-------- Extracted information
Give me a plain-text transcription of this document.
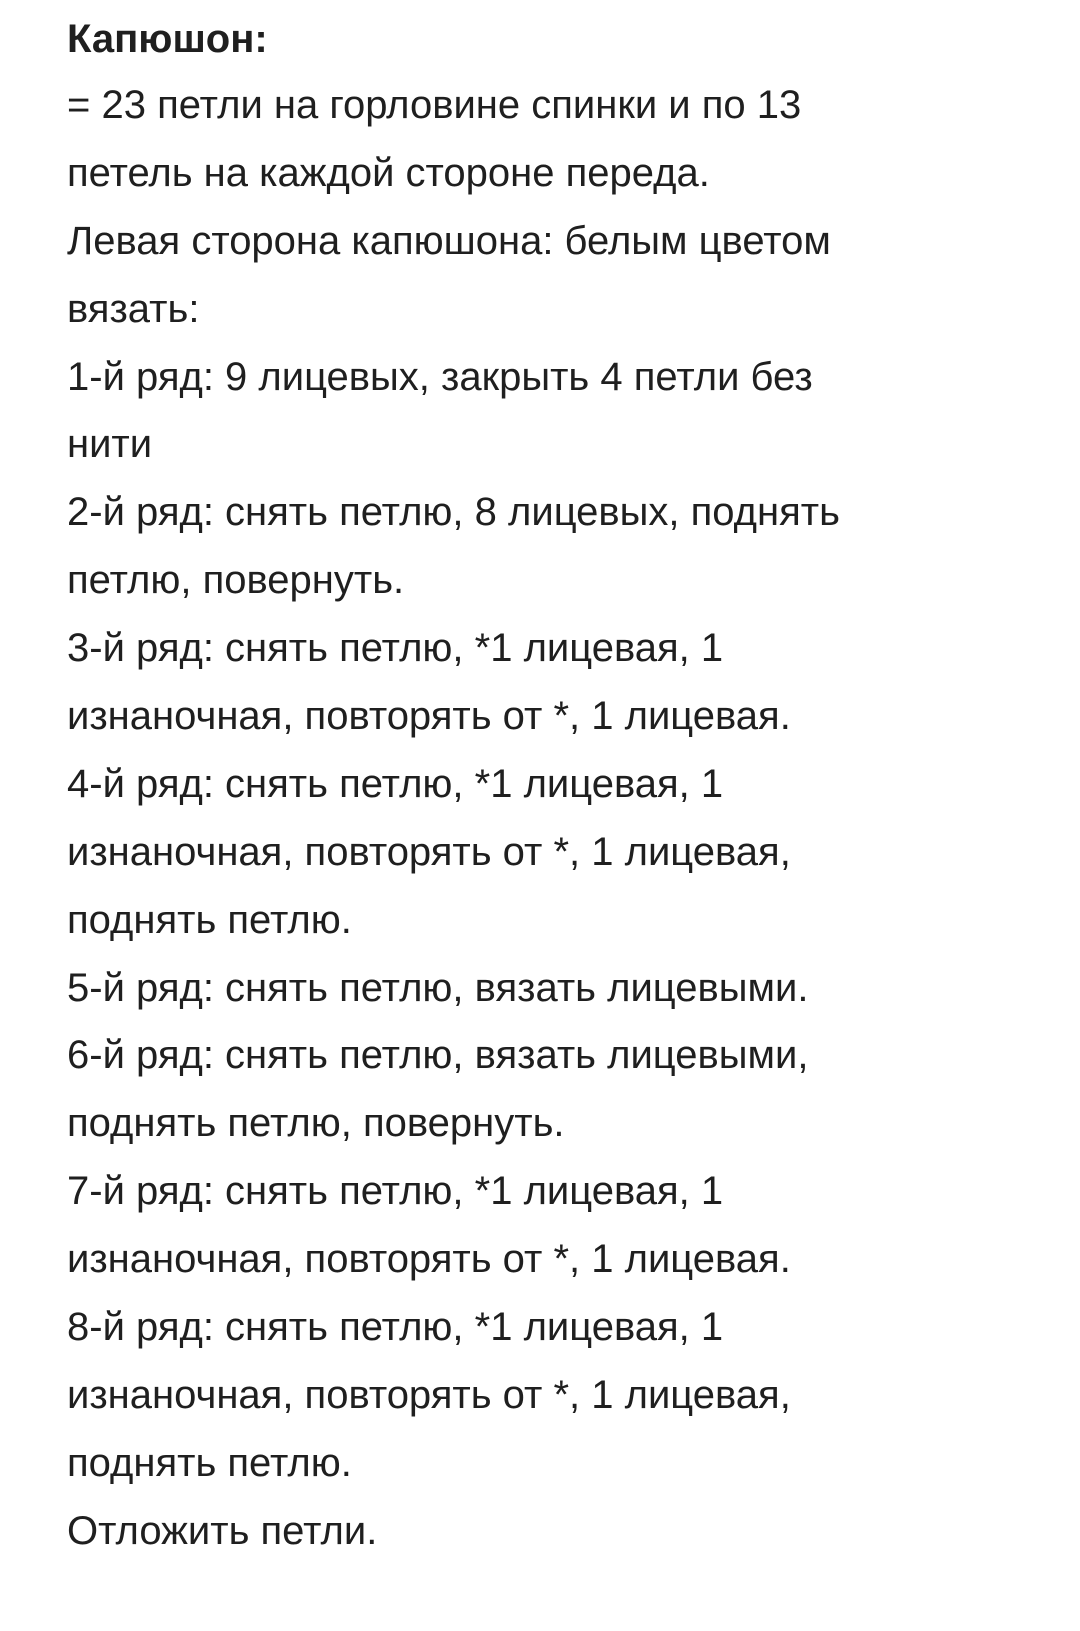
Капюшон:
= 23 петли на горловине спинки и по 13
петель на каждой стороне переда.
Левая сторона капюшона: белым цветом
вязать:
1-й ряд: 9 лицевых, закрыть 4 петли без
нити
2-й ряд: снять петлю, 8 лицевых, поднять
петлю, повернуть.
3-й ряд: снять петлю, *1 лицевая, 1
изнаночная, повторять от *, 1 лицевая.
4-й ряд: снять петлю, *1 лицевая, 1
изнаночная, повторять от *, 1 лицевая,
поднять петлю.
5-й ряд: снять петлю, вязать лицевыми.
6-й ряд: снять петлю, вязать лицевыми,
поднять петлю, повернуть.
7-й ряд: снять петлю, *1 лицевая, 1
изнаночная, повторять от *, 1 лицевая.
8-й ряд: снять петлю, *1 лицевая, 1
изнаночная, повторять от *, 1 лицевая,
поднять петлю.
Отложить петли.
----------------
Exercise instructions:
Print the records above exactly as they stand, but leave out the pictures.

Correct result:
Give me a plain-text transcription of this document.
Капюшон:
= 23 петли на горловине спинки и по 13
петель на каждой стороне переда.
Левая сторона капюшона: белым цветом
вязать:
1-й ряд: 9 лицевых, закрыть 4 петли без
нити
2-й ряд: снять петлю, 8 лицевых, поднять
петлю, повернуть.
3-й ряд: снять петлю, *1 лицевая, 1
изнаночная, повторять от *, 1 лицевая.
4-й ряд: снять петлю, *1 лицевая, 1
изнаночная, повторять от *, 1 лицевая,
поднять петлю.
5-й ряд: снять петлю, вязать лицевыми.
6-й ряд: снять петлю, вязать лицевыми,
поднять петлю, повернуть.
7-й ряд: снять петлю, *1 лицевая, 1
изнаночная, повторять от *, 1 лицевая.
8-й ряд: снять петлю, *1 лицевая, 1
изнаночная, повторять от *, 1 лицевая,
поднять петлю.
Отложить петли.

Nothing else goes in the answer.